» Stored data:
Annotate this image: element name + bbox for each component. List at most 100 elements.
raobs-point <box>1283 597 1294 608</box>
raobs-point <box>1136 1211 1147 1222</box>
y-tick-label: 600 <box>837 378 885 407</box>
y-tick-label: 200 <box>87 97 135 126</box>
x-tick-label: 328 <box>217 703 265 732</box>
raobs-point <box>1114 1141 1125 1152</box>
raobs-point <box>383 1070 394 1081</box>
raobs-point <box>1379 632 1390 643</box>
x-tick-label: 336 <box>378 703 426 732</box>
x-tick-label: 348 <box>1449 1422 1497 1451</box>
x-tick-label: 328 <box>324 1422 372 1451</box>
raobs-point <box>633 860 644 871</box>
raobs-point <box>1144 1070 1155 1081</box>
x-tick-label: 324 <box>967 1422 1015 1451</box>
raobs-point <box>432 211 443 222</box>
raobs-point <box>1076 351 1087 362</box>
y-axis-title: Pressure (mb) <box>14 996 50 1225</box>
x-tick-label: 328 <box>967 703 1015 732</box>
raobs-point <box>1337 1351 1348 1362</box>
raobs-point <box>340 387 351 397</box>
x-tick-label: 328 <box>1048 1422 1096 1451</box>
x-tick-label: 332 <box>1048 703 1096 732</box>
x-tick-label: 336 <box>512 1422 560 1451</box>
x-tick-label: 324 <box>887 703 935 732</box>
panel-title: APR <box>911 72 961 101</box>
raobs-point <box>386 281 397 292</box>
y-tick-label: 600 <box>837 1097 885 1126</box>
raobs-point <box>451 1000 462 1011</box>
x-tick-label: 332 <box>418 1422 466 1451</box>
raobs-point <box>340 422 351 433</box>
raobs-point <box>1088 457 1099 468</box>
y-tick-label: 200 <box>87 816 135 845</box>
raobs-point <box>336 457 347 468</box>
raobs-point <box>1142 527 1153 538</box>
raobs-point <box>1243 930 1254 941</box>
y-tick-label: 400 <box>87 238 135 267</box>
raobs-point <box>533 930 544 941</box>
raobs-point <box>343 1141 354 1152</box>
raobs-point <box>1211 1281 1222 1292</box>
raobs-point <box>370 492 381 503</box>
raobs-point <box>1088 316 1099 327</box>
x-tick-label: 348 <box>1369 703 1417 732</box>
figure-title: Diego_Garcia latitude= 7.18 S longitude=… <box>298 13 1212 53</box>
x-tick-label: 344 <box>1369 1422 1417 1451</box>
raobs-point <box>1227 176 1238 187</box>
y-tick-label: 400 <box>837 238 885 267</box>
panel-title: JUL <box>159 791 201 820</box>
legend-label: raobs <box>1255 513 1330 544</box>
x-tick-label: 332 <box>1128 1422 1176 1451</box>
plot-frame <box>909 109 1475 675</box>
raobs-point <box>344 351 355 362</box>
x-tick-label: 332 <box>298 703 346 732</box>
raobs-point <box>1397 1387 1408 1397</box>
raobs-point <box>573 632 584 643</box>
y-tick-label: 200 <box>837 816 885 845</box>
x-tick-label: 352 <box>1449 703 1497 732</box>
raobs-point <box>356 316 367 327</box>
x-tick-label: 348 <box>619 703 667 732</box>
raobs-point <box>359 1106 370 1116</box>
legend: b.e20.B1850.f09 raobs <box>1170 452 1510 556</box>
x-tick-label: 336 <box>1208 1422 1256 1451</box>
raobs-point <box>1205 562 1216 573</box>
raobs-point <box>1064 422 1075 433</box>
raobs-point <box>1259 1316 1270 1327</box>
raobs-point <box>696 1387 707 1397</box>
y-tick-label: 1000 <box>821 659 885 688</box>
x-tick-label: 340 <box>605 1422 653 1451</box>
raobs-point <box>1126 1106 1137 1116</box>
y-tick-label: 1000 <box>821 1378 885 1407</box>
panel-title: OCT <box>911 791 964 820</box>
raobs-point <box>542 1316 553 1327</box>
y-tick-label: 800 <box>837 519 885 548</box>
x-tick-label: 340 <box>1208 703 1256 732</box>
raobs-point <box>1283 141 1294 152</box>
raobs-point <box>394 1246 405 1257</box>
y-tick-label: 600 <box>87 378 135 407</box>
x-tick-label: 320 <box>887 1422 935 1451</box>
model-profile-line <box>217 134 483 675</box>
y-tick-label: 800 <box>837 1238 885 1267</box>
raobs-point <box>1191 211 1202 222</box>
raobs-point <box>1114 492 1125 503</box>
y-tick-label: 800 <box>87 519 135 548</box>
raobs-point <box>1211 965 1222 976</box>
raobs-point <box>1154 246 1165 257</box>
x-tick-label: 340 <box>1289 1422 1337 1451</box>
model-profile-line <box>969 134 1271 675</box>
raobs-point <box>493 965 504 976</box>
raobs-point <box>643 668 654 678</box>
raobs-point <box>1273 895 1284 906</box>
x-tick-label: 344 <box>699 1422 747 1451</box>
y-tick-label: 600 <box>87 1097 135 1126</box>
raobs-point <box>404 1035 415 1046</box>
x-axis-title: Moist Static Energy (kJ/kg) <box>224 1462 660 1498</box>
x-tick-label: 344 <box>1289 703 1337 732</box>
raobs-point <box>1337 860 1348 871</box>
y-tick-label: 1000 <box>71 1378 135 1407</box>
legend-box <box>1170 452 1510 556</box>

» Directive: Rewrite the data from its first line through the line with "y-tick-label: 600 <box>837 1097", changing every "x-tick-label" to "x-axis-tick" and leaving everything else as it is.

» Solved exercise:
Annotate this image: element name + bbox for each component. List at most 100 elements.
raobs-point <box>1283 597 1294 608</box>
raobs-point <box>1136 1211 1147 1222</box>
y-tick-label: 600 <box>837 378 885 407</box>
y-tick-label: 200 <box>87 97 135 126</box>
x-axis-tick: 328 <box>217 703 265 732</box>
raobs-point <box>1114 1141 1125 1152</box>
raobs-point <box>383 1070 394 1081</box>
raobs-point <box>1379 632 1390 643</box>
x-axis-tick: 336 <box>378 703 426 732</box>
x-axis-tick: 348 <box>1449 1422 1497 1451</box>
x-axis-tick: 328 <box>324 1422 372 1451</box>
raobs-point <box>633 860 644 871</box>
raobs-point <box>1144 1070 1155 1081</box>
x-axis-tick: 324 <box>967 1422 1015 1451</box>
raobs-point <box>432 211 443 222</box>
raobs-point <box>1076 351 1087 362</box>
y-axis-title: Pressure (mb) <box>14 996 50 1225</box>
x-axis-tick: 328 <box>967 703 1015 732</box>
raobs-point <box>1337 1351 1348 1362</box>
raobs-point <box>340 387 351 397</box>
x-axis-tick: 328 <box>1048 1422 1096 1451</box>
x-axis-tick: 332 <box>1048 703 1096 732</box>
x-axis-tick: 336 <box>512 1422 560 1451</box>
x-axis-tick: 324 <box>887 703 935 732</box>
panel-title: APR <box>911 72 961 101</box>
raobs-point <box>386 281 397 292</box>
y-tick-label: 600 <box>837 1097 885 1126</box>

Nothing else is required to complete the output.